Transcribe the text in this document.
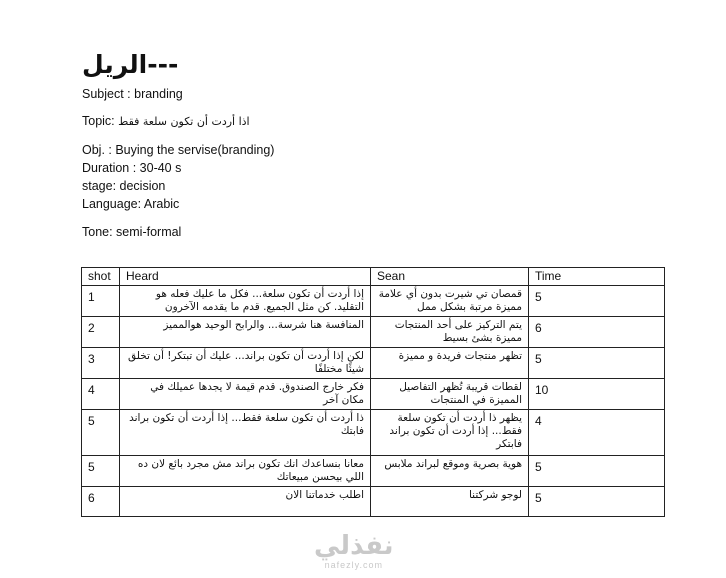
الريل---
Subject : branding
Topic: اذا أردت أن تكون سلعة فقط
Obj. : Buying the servise(branding)
Duration : 30-40 s
stage: decision
Language: Arabic
Tone: semi-formal
shot	Heard	Sean	Time
1	إذا أردت أن تكون سلعة... فكل ما عليك فعله هو التقليد. كن مثل الجميع. قدم ما يقدمه الآخرون	قمصان تي شيرت بدون أي علامة مميزة مرتبة بشكل ممل	5
2	المنافسة هنا شرسة... والرابح الوحيد هوالمميز	يتم التركيز على أحد المنتجات مميزة بشئ بسيط	6
3	لكن إذا أردت أن تكون براند... عليك أن تبتكر! أن تخلق شيئًا مختلفًا	تظهر منتجات فريدة و مميزة	5
4	فكر خارج الصندوق. قدم قيمة لا يجدها عميلك في مكان آخر	لقطات قريبة تُظهر التفاصيل المميزة في المنتجات	10
5	ذا أردت أن تكون سلعة فقط... إذا أردت أن تكون براند فابتك	يظهر ذا أردت أن تكون سلعة فقط... إذا أردت أن تكون براند فابتكر	4
5	معانا بنساعدك انك تكون براند مش مجرد بائع لان ده اللي بيحسن مبيعاتك	هوية بصرية وموقع لبراند ملابس	5
6	اطلب خدماتنا الان	لوجو شركتنا	5
نفذلي
nafezly.com
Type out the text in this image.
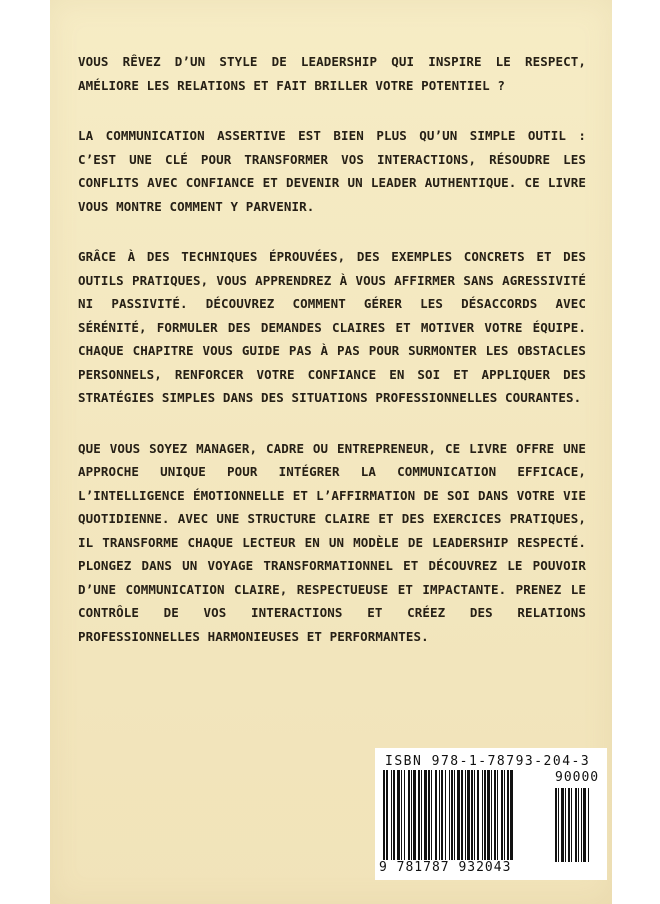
VOUS RÊVEZ D’UN STYLE DE LEADERSHIP QUI INSPIRE LE RESPECT, AMÉLIORE LES RELATIONS ET FAIT BRILLER VOTRE POTENTIEL ?

LA COMMUNICATION ASSERTIVE EST BIEN PLUS QU’UN SIMPLE OUTIL : C’EST UNE CLÉ POUR TRANSFORMER VOS INTERACTIONS, RÉSOUDRE LES CONFLITS AVEC CONFIANCE ET DEVENIR UN LEADER AUTHENTIQUE. CE LIVRE VOUS MONTRE COMMENT Y PARVENIR.

GRÂCE À DES TECHNIQUES ÉPROUVÉES, DES EXEMPLES CONCRETS ET DES OUTILS PRATIQUES, VOUS APPRENDREZ À VOUS AFFIRMER SANS AGRESSIVITÉ NI PASSIVITÉ. DÉCOUVREZ COMMENT GÉRER LES DÉSACCORDS AVEC SÉRÉNITÉ, FORMULER DES DEMANDES CLAIRES ET MOTIVER VOTRE ÉQUIPE. CHAQUE CHAPITRE VOUS GUIDE PAS À PAS POUR SURMONTER LES OBSTACLES PERSONNELS, RENFORCER VOTRE CONFIANCE EN SOI ET APPLIQUER DES STRATÉGIES SIMPLES DANS DES SITUATIONS PROFESSIONNELLES COURANTES.

QUE VOUS SOYEZ MANAGER, CADRE OU ENTREPRENEUR, CE LIVRE OFFRE UNE APPROCHE UNIQUE POUR INTÉGRER LA COMMUNICATION EFFICACE, L’INTELLIGENCE ÉMOTIONNELLE ET L’AFFIRMATION DE SOI DANS VOTRE VIE QUOTIDIENNE. AVEC UNE STRUCTURE CLAIRE ET DES EXERCICES PRATIQUES, IL TRANSFORME CHAQUE LECTEUR EN UN MODÈLE DE LEADERSHIP RESPECTÉ. PLONGEZ DANS UN VOYAGE TRANSFORMATIONNEL ET DÉCOUVREZ LE POUVOIR D’UNE COMMUNICATION CLAIRE, RESPECTUEUSE ET IMPACTANTE. PRENEZ LE CONTRÔLE DE VOS INTERACTIONS ET CRÉEZ DES RELATIONS PROFESSIONNELLES HARMONIEUSES ET PERFORMANTES.

ISBN 978-1-78793-204-3
90000
9 781787 932043
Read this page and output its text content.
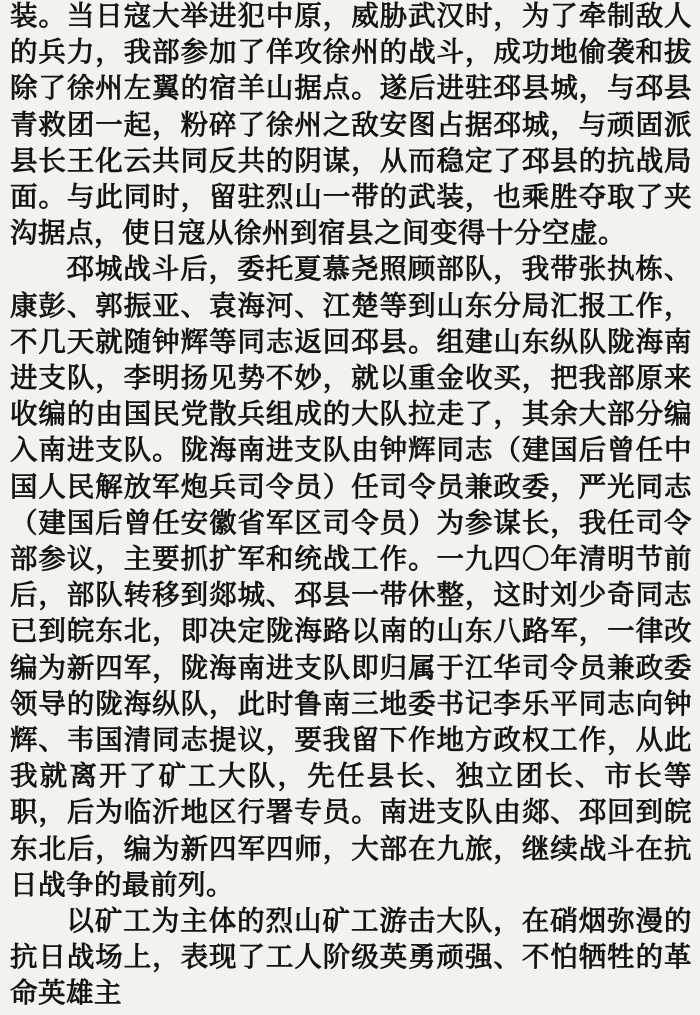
装。当日寇大举进犯中原，威胁武汉时，为了牵制敌人的兵力，我部参加了佯攻徐州的战斗，成功地偷袭和拔除了徐州左翼的宿羊山据点。遂后进驻邳县城，与邳县青救团一起，粉碎了徐州之敌安图占据邳城，与顽固派县长王化云共同反共的阴谋，从而稳定了邳县的抗战局面。与此同时，留驻烈山一带的武装，也乘胜夺取了夹沟据点，使日寇从徐州到宿县之间变得十分空虚。

邳城战斗后，委托夏慕尧照顾部队，我带张执栋、康彭、郭振亚、袁海河、江楚等到山东分局汇报工作，不几天就随钟辉等同志返回邳县。组建山东纵队陇海南进支队，李明扬见势不妙，就以重金收买，把我部原来收编的由国民党散兵组成的大队拉走了，其余大部分编入南进支队。陇海南进支队由钟辉同志（建国后曾任中国人民解放军炮兵司令员）任司令员兼政委，严光同志（建国后曾任安徽省军区司令员）为参谋长，我任司令部参议，主要抓扩军和统战工作。一九四〇年清明节前后，部队转移到郯城、邳县一带休整，这时刘少奇同志已到皖东北，即决定陇海路以南的山东八路军，一律改编为新四军，陇海南进支队即归属于江华司令员兼政委领导的陇海纵队，此时鲁南三地委书记李乐平同志向钟辉、韦国清同志提议，要我留下作地方政权工作，从此我就离开了矿工大队，先任县长、独立团长、市长等职，后为临沂地区行署专员。南进支队由郯、邳回到皖东北后，编为新四军四师，大部在九旅，继续战斗在抗日战争的最前列。

以矿工为主体的烈山矿工游击大队，在硝烟弥漫的抗日战场上，表现了工人阶级英勇顽强、不怕牺牲的革命英雄主
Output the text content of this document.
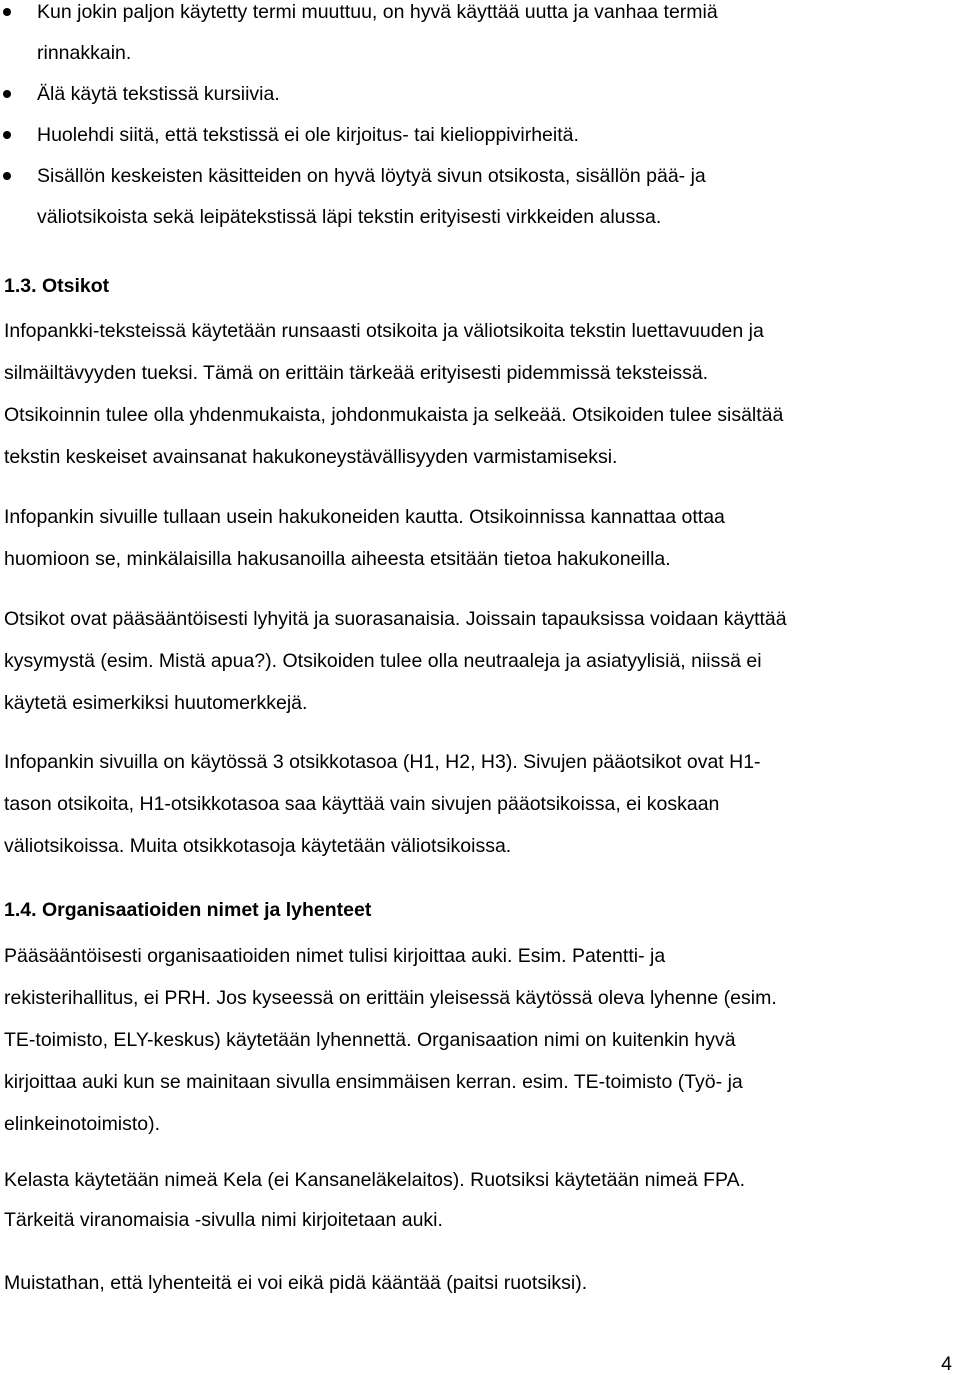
Kun jokin paljon käytetty termi muuttuu, on hyvä käyttää uutta ja vanhaa termiä
rinnakkain.
Älä käytä tekstissä kursiivia.
Huolehdi siitä, että tekstissä ei ole kirjoitus- tai kielioppivirheitä.
Sisällön keskeisten käsitteiden on hyvä löytyä sivun otsikosta, sisällön pää- ja
väliotsikoista sekä leipätekstissä läpi tekstin erityisesti virkkeiden alussa.
1.3. Otsikot

Infopankki-teksteissä käytetään runsaasti otsikoita ja väliotsikoita tekstin luettavuuden ja
silmäiltävyyden tueksi. Tämä on erittäin tärkeää erityisesti pidemmissä teksteissä.
Otsikoinnin tulee olla yhdenmukaista, johdonmukaista ja selkeää. Otsikoiden tulee sisältää
tekstin keskeiset avainsanat hakukoneystävällisyyden varmistamiseksi.

Infopankin sivuille tullaan usein hakukoneiden kautta. Otsikoinnissa kannattaa ottaa
huomioon se, minkälaisilla hakusanoilla aiheesta etsitään tietoa hakukoneilla.

Otsikot ovat pääsääntöisesti lyhyitä ja suorasanaisia. Joissain tapauksissa voidaan käyttää
kysymystä (esim. Mistä apua?). Otsikoiden tulee olla neutraaleja ja asiatyylisiä, niissä ei
käytetä esimerkiksi huutomerkkejä.

Infopankin sivuilla on käytössä 3 otsikkotasoa (H1, H2, H3). Sivujen pääotsikot ovat H1-
tason otsikoita, H1-otsikkotasoa saa käyttää vain sivujen pääotsikoissa, ei koskaan
väliotsikoissa. Muita otsikkotasoja käytetään väliotsikoissa.

1.4. Organisaatioiden nimet ja lyhenteet

Pääsääntöisesti organisaatioiden nimet tulisi kirjoittaa auki. Esim. Patentti- ja
rekisterihallitus, ei PRH. Jos kyseessä on erittäin yleisessä käytössä oleva lyhenne (esim.
TE-toimisto, ELY-keskus) käytetään lyhennettä. Organisaation nimi on kuitenkin hyvä
kirjoittaa auki kun se mainitaan sivulla ensimmäisen kerran. esim. TE-toimisto (Työ- ja
elinkeinotoimisto).

Kelasta käytetään nimeä Kela (ei Kansaneläkelaitos). Ruotsiksi käytetään nimeä FPA.
Tärkeitä viranomaisia -sivulla nimi kirjoitetaan auki.

Muistathan, että lyhenteitä ei voi eikä pidä kääntää (paitsi ruotsiksi).

4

● Task goal
Select and copy every line of the material that holds the string "document".

● Finished exercise
Transcribe the text in this document.
Output the text content of this document.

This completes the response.